→ EXERCISE INSTRUCTIONS: Only the number is wanted: how many lines in the data contain "location"?

__________________________________________________

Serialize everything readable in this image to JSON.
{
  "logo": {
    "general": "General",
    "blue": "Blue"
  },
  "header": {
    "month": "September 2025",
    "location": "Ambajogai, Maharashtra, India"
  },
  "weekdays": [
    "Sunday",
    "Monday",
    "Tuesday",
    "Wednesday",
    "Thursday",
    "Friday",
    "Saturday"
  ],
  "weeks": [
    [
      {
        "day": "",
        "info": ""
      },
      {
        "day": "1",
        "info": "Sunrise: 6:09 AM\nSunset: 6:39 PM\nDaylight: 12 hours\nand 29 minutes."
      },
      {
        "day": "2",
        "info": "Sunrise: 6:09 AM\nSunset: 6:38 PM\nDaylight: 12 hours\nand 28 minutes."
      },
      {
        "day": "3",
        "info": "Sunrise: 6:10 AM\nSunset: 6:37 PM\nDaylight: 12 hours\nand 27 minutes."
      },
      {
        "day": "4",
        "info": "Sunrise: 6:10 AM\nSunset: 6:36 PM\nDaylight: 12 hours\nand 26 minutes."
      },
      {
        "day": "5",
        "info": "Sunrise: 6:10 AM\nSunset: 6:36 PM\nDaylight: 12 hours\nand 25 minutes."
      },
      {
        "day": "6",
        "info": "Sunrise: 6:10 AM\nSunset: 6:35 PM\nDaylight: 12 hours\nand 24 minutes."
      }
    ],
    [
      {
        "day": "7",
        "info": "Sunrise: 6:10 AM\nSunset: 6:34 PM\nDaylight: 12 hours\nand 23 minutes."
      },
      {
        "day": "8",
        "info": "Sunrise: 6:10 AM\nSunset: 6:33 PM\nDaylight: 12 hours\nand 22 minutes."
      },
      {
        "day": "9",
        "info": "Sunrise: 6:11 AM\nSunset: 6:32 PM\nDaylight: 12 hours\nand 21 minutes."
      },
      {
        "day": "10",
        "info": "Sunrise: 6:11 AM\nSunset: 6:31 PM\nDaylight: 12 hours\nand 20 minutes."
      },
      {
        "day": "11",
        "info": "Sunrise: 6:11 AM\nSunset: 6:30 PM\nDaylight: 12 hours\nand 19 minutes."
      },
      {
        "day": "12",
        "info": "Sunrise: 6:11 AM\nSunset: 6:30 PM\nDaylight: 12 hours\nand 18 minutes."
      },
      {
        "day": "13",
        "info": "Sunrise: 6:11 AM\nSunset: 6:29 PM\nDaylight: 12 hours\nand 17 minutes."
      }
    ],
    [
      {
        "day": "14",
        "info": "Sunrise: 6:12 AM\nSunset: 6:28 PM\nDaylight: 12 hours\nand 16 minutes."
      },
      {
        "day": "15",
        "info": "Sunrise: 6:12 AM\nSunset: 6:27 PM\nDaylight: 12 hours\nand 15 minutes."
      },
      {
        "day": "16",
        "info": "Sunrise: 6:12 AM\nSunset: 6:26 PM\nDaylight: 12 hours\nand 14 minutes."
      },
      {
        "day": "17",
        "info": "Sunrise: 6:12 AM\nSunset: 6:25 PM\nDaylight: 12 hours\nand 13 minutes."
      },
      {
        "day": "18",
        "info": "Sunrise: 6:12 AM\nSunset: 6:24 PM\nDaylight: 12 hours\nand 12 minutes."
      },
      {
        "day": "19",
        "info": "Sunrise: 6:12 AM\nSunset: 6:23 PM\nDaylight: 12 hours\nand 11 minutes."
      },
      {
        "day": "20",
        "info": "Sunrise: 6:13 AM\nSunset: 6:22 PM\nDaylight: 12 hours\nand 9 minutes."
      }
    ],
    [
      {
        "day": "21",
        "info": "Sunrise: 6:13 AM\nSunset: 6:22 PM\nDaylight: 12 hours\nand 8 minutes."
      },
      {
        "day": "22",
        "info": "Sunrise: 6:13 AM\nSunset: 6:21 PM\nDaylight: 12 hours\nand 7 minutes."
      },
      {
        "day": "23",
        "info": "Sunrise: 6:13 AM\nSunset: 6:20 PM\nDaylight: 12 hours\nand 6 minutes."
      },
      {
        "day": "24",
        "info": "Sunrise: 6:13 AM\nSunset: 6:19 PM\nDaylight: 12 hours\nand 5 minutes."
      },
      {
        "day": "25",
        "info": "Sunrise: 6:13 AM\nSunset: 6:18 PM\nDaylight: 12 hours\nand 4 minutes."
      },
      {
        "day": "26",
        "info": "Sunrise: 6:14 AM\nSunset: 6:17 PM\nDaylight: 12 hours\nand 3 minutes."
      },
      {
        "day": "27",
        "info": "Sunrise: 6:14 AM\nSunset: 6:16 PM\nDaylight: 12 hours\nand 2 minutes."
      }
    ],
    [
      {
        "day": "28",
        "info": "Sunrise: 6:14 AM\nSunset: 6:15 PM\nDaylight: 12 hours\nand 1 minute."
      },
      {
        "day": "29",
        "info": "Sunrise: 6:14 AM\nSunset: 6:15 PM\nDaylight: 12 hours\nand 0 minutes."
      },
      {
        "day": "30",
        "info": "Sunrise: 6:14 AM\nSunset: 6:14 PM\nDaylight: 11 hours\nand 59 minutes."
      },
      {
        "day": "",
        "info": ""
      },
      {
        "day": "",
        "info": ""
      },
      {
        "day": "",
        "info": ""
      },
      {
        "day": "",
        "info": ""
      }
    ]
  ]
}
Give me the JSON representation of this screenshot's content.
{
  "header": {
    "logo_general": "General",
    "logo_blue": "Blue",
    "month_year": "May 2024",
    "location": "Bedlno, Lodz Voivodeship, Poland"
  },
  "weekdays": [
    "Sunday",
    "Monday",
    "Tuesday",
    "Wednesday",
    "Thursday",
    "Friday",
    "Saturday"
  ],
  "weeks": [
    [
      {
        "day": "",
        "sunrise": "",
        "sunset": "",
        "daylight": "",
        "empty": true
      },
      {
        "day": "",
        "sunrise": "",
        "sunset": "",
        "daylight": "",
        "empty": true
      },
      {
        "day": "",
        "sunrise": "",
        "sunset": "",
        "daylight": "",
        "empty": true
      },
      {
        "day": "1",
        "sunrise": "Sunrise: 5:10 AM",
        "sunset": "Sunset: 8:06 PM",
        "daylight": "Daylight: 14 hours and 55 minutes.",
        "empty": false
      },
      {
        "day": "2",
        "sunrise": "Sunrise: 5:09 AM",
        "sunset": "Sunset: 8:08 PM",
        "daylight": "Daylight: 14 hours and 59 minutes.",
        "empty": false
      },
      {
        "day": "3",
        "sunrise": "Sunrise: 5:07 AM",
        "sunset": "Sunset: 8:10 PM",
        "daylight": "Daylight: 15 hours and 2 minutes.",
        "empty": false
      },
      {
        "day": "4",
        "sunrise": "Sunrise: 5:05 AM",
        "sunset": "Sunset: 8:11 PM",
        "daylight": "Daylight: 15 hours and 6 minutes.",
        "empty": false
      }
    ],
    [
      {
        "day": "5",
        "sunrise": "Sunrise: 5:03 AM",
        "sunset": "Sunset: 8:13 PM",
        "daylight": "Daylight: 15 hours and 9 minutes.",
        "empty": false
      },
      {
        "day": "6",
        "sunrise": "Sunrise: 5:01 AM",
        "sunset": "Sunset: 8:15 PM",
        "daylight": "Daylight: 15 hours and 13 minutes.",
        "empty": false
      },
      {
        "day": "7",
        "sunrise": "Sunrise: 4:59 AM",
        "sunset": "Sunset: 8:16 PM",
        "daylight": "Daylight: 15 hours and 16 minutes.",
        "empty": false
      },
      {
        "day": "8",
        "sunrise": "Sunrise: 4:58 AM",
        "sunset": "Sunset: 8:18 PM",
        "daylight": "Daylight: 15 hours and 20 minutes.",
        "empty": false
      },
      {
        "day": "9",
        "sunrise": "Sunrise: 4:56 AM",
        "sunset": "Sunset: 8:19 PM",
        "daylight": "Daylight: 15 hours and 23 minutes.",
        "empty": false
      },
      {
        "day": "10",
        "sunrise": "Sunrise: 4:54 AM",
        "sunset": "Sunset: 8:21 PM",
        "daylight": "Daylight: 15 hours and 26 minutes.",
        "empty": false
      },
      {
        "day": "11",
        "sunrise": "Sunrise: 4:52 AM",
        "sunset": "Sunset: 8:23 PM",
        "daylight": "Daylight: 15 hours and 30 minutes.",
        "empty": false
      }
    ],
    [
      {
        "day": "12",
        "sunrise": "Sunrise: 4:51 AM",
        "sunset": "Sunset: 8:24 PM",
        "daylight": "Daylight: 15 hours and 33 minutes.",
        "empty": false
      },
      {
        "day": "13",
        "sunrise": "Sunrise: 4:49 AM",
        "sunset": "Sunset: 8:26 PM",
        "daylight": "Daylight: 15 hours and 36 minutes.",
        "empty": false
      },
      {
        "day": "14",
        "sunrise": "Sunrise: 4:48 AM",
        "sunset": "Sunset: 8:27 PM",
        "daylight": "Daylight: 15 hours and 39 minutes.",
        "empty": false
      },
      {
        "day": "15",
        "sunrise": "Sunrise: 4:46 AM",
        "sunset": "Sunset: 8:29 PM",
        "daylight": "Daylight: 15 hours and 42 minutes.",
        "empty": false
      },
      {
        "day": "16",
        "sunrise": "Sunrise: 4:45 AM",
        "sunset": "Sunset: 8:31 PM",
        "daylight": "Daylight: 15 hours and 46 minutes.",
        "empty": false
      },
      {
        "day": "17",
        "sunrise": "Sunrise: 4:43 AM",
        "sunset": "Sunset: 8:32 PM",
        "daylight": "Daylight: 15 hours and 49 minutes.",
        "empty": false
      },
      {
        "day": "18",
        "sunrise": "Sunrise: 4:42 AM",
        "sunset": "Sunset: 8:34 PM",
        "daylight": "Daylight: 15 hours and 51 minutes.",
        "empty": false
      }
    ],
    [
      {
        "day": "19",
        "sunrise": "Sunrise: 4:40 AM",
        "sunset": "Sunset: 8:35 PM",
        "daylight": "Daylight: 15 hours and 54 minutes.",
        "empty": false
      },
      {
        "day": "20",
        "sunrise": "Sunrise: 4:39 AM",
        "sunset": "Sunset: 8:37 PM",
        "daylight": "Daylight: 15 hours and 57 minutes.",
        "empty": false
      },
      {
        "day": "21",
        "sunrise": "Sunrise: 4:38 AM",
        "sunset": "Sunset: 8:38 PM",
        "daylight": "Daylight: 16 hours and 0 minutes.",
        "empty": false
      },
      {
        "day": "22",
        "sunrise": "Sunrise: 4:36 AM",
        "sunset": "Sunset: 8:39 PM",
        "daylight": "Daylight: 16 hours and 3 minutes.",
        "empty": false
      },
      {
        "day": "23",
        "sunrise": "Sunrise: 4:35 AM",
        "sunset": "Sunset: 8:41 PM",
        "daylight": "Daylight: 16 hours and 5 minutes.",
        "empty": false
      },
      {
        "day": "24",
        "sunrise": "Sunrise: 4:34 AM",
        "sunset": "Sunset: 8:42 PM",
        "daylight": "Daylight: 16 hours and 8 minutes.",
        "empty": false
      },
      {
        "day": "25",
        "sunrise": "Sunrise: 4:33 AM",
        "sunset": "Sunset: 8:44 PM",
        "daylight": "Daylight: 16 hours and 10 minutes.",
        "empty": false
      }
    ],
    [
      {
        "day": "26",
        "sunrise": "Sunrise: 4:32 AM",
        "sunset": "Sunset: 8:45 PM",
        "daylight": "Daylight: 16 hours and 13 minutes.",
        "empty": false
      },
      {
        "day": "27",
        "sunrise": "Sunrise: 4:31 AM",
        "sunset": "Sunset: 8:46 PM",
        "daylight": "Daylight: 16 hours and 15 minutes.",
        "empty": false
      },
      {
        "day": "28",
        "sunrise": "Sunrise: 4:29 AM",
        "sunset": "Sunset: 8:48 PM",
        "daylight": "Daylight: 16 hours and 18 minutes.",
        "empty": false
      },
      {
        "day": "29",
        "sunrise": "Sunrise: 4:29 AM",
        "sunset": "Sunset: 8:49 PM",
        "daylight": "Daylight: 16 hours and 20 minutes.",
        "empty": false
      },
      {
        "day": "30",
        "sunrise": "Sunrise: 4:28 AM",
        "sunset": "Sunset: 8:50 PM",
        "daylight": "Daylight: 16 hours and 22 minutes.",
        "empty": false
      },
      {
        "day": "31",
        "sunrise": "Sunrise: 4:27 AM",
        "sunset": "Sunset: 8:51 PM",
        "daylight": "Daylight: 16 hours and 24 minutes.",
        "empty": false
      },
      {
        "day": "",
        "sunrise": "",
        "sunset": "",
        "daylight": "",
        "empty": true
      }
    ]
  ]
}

__________________________________________________

→ EXPECTED ANSWER: 2